(Source records)
▶

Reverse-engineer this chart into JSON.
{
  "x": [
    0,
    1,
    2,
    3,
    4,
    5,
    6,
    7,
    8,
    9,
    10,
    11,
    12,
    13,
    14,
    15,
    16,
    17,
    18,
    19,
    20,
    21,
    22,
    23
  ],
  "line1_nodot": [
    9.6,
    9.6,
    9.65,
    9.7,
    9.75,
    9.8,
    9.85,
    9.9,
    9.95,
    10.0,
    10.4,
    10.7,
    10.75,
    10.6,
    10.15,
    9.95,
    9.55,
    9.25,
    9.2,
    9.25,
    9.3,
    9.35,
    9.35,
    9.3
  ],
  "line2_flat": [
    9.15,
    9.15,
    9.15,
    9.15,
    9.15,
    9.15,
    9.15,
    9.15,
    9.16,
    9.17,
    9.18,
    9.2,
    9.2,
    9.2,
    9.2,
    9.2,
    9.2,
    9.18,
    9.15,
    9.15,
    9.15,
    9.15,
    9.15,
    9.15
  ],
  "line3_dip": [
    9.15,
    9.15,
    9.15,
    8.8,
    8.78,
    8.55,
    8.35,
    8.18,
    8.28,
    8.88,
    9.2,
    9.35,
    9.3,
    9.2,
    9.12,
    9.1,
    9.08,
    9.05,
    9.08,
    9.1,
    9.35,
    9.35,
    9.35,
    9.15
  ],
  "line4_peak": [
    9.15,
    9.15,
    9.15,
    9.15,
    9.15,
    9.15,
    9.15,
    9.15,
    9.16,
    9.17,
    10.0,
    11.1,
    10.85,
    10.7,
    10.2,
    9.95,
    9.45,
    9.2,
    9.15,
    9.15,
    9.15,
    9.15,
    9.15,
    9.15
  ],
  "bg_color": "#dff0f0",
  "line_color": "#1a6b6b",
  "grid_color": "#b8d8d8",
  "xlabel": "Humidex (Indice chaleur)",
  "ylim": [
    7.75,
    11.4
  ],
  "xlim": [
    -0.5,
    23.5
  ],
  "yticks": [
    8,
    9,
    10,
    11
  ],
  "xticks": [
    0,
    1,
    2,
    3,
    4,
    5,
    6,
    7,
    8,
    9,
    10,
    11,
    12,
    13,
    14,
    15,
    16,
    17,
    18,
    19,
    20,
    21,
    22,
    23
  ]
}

◀
▶

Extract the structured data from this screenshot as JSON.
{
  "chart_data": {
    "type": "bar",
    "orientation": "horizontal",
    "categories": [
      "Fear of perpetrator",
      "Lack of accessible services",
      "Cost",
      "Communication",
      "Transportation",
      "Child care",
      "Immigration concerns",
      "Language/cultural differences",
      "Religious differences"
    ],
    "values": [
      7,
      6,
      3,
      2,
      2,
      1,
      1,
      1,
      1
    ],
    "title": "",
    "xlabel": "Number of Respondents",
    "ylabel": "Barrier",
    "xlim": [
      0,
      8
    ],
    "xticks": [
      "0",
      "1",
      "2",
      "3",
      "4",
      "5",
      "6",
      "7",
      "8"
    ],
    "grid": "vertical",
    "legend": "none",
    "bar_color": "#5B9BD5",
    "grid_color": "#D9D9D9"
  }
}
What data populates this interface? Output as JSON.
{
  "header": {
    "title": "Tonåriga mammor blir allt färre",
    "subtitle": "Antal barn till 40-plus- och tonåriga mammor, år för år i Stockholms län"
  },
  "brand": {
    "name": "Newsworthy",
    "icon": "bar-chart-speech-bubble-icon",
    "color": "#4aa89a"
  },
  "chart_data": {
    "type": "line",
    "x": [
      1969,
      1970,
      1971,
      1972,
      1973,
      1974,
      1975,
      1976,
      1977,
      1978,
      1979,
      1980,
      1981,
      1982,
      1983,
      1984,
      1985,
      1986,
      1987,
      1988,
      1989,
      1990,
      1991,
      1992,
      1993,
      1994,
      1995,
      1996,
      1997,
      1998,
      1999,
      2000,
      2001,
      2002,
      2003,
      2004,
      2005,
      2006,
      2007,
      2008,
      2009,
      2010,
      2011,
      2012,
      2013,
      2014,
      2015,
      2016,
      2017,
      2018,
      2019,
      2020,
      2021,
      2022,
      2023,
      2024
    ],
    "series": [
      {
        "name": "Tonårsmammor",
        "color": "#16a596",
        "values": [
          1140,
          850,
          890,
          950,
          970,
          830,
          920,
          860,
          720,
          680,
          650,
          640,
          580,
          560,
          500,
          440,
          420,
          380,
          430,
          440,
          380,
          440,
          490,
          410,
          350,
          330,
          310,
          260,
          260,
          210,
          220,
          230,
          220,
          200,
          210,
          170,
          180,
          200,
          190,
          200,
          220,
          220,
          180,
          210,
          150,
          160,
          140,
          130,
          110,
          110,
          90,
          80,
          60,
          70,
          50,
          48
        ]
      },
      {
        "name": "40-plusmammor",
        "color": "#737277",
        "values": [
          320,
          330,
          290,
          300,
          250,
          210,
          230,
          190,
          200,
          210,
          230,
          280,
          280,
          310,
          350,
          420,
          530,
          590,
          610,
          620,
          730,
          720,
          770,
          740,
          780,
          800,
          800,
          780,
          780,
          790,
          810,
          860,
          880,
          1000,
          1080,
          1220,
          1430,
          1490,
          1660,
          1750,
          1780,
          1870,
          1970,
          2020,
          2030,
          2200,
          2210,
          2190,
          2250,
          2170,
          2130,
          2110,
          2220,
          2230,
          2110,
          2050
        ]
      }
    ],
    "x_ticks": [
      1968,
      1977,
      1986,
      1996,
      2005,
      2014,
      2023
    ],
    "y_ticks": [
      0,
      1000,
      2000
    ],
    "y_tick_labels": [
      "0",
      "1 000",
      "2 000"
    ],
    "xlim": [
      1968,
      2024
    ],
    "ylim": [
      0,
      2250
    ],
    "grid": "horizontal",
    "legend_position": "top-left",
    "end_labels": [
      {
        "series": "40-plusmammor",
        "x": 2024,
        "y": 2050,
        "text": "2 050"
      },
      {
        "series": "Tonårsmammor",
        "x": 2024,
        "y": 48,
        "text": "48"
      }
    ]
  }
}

◀
▶

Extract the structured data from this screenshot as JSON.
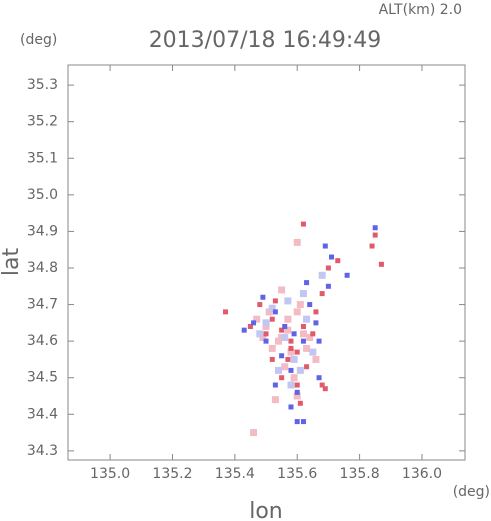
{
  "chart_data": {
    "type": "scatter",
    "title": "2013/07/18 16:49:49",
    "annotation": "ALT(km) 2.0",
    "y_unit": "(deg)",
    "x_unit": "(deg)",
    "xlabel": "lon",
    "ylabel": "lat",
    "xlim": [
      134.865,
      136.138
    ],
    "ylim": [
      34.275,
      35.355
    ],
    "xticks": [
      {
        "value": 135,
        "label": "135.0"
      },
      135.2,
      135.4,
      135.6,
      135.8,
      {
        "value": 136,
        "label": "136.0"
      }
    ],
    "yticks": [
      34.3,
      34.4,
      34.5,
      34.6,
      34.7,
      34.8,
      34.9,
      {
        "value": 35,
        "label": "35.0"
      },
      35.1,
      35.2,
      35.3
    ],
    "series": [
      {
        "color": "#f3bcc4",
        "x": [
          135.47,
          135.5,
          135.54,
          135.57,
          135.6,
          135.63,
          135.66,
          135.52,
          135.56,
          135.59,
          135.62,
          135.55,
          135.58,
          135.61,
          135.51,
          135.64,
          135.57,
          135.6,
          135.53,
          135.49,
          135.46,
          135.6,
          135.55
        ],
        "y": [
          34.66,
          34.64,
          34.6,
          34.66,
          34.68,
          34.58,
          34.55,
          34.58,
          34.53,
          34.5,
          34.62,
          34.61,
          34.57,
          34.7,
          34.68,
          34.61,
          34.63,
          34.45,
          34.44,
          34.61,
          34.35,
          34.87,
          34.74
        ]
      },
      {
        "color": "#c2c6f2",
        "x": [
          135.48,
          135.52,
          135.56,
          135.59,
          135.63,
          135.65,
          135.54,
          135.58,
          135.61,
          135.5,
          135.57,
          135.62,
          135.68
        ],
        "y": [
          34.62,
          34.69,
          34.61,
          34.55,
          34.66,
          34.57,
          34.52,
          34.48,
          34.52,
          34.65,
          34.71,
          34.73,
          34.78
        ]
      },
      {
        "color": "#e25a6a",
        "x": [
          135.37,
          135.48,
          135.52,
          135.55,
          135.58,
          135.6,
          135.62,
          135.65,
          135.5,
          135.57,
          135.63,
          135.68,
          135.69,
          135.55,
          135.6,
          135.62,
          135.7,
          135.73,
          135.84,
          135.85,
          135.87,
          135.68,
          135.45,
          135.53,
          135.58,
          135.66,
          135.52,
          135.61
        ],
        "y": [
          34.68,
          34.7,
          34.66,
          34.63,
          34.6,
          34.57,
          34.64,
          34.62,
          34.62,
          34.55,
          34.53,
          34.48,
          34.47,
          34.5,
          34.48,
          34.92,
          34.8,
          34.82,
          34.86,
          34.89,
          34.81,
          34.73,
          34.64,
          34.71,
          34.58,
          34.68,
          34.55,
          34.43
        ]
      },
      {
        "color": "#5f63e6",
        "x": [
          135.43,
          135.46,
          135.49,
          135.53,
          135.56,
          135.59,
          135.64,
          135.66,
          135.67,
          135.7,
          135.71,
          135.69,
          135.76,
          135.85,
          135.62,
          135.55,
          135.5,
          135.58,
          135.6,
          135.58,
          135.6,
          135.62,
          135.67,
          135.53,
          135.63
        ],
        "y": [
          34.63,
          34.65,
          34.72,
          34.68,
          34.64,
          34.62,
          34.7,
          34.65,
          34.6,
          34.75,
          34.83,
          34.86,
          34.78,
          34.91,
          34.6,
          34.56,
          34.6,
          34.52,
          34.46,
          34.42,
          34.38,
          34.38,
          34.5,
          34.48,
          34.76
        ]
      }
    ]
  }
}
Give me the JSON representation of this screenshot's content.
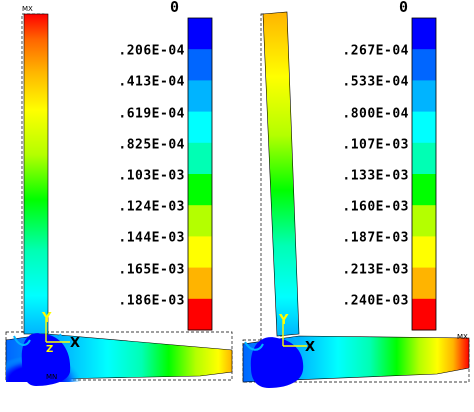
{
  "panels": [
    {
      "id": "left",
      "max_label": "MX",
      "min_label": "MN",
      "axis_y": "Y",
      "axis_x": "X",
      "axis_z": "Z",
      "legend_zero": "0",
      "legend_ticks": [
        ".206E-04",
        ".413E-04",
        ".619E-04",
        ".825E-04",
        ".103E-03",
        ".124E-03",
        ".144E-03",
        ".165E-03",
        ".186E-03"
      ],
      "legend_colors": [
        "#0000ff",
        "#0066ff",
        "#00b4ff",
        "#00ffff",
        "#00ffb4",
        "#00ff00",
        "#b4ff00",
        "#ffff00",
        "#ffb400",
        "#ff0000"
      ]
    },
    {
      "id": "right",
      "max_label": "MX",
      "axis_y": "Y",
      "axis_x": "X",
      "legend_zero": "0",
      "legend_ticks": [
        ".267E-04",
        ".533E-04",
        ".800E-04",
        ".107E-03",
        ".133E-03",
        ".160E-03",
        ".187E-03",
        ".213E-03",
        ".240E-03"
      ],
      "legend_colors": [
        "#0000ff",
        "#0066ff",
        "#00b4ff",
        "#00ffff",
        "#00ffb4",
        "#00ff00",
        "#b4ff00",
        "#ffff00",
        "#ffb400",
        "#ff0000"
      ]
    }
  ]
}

◀

◆ Problem description
Gather from the records above every line containing the string "Tonårsmammor".

◆ Output for this task
        "name": "Tonårsmammor",
        "series": "Tonårsmammor",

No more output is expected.